### [SELECTED EXTRACT]
..............................

By Steve Feldstein and Sasha Lezhnev
It was not long ago that central Africa was mired in its "first world war" that led to 5.4 million deaths in the Democratic Republic of Congo. Slowly and painstakingly, conflict-affected areas have started to recover. But peace is fragile, and a reversion to widespread violence is never a far-off prospect.
A small provision in U.S. law that has had an outsized effect in the Congo and has diminished the ability of armed groups to raise revenue is Section 1502 of the Dodd-Frank Act, otherwise known as the conflict minerals law. This provision mandates that corporations are responsible for reporting on their supply chains such that they disclose whether or not they are buying minerals from armed groups, which have reaped enormous profits from these sales. The situation in eastern Congo has slowly and steadily improved in recent years, in part due to 1502. Seventy-nine percent of tin, tantalum and tungsten miners in eastern Congo now work in conflict-free mines – a stark contrast to before 1502 was passed. 1502 has also spurred a certification process for minerals, improving the rule of law in the Congo's previously chaotic minerals sector. This has cut significant revenues from armed groups, decreasing their troop strength.

..............................

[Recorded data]
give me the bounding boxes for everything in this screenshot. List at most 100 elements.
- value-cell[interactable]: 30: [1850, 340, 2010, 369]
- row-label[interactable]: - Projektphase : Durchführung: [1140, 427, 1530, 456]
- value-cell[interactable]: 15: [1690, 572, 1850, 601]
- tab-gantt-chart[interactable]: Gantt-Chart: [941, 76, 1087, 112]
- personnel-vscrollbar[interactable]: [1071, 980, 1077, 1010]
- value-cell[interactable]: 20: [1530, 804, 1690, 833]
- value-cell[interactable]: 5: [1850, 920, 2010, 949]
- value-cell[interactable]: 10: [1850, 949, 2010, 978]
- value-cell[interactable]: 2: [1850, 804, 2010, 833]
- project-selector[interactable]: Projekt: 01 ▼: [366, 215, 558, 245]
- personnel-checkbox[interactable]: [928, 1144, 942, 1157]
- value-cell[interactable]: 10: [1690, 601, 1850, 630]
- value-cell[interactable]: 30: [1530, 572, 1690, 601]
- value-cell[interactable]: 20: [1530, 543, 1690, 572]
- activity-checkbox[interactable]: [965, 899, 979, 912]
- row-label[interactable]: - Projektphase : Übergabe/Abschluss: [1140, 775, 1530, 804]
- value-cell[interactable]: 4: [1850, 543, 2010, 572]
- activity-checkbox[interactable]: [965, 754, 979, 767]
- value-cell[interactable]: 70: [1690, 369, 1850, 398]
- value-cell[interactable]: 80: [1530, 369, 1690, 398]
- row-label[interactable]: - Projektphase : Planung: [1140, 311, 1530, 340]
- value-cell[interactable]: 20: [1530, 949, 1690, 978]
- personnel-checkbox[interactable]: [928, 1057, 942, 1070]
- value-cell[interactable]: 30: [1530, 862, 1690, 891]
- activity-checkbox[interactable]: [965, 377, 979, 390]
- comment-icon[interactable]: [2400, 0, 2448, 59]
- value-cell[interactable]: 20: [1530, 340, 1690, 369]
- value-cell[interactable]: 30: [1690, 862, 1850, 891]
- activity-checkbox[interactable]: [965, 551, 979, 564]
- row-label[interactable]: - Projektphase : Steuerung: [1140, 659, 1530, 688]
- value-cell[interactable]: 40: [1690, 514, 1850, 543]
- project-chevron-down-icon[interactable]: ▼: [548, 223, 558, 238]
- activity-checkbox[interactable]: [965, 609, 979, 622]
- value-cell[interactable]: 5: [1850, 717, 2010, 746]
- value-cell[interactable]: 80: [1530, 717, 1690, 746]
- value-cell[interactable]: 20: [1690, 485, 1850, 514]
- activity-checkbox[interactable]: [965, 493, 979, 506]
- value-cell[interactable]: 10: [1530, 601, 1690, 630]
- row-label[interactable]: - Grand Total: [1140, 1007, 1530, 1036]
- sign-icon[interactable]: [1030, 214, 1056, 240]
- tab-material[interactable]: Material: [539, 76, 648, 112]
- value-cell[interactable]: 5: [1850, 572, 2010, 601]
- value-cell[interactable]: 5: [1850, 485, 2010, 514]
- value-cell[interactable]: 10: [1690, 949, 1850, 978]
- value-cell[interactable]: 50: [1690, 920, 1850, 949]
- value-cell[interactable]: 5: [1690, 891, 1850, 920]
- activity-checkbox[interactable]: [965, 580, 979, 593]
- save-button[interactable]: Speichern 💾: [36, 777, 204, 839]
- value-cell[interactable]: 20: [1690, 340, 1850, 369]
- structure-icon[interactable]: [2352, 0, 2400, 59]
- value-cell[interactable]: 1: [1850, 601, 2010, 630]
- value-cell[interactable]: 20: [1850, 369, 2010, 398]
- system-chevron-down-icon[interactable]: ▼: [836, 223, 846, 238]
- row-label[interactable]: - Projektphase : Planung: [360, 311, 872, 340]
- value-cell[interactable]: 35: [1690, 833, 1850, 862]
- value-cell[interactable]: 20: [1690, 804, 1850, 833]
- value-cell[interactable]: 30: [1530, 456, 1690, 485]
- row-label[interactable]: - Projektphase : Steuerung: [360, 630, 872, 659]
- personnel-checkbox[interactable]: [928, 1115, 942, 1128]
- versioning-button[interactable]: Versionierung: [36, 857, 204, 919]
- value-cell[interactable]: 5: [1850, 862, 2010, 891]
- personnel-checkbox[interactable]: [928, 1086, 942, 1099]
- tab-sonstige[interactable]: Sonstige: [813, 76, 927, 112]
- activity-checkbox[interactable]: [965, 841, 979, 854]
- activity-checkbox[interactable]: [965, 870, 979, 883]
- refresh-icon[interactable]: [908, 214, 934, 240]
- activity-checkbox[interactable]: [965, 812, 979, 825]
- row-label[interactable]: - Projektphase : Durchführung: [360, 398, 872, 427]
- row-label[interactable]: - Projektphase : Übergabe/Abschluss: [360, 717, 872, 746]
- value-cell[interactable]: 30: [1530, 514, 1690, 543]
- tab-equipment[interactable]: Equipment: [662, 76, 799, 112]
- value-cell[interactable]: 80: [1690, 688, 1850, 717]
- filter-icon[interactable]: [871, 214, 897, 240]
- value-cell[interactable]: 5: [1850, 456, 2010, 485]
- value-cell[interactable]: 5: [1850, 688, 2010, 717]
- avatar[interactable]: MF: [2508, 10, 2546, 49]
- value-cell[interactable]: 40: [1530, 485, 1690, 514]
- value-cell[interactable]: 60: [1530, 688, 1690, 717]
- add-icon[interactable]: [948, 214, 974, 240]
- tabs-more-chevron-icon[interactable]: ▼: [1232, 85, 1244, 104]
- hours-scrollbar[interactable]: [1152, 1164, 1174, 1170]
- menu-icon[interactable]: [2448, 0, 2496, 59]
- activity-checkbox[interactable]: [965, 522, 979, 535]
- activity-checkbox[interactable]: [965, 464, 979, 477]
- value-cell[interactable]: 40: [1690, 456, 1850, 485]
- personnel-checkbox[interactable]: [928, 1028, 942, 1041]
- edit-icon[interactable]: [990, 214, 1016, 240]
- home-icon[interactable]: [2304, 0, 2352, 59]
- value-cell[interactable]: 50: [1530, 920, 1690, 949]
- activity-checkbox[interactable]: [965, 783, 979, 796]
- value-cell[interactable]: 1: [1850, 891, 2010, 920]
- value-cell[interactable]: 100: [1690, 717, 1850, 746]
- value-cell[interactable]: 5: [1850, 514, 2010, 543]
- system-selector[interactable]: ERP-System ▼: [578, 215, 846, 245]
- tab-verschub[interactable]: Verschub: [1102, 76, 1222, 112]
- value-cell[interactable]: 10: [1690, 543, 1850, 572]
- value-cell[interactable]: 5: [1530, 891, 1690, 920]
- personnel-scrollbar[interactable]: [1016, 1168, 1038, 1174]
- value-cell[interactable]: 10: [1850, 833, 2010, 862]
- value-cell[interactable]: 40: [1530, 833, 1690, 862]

..............................

### [WORK INSTRUCTIONS]
A – According to the article on the conflict minerals law, what share of tin, tantalum and tungsten miners in eastern Congo now work in conflict-free mines?
B – Reproduce the passage of the article on the conflict minerals law from "By Steve Feldstein" to "a far-off prospect.".
The records come from a separate source.

### [OUTPUTS FOR THE TASKS]
A – Seventy-nine percent

B –
By Steve Feldstein and Sasha Lezhnev
It was not long ago that central Africa was mired in its "first world war" that led to 5.4 million deaths in the Democratic Republic of Congo. Slowly and painstakingly, conflict-affected areas have started to recover. But peace is fragile, and a reversion to widespread violence is never a far-off prospect.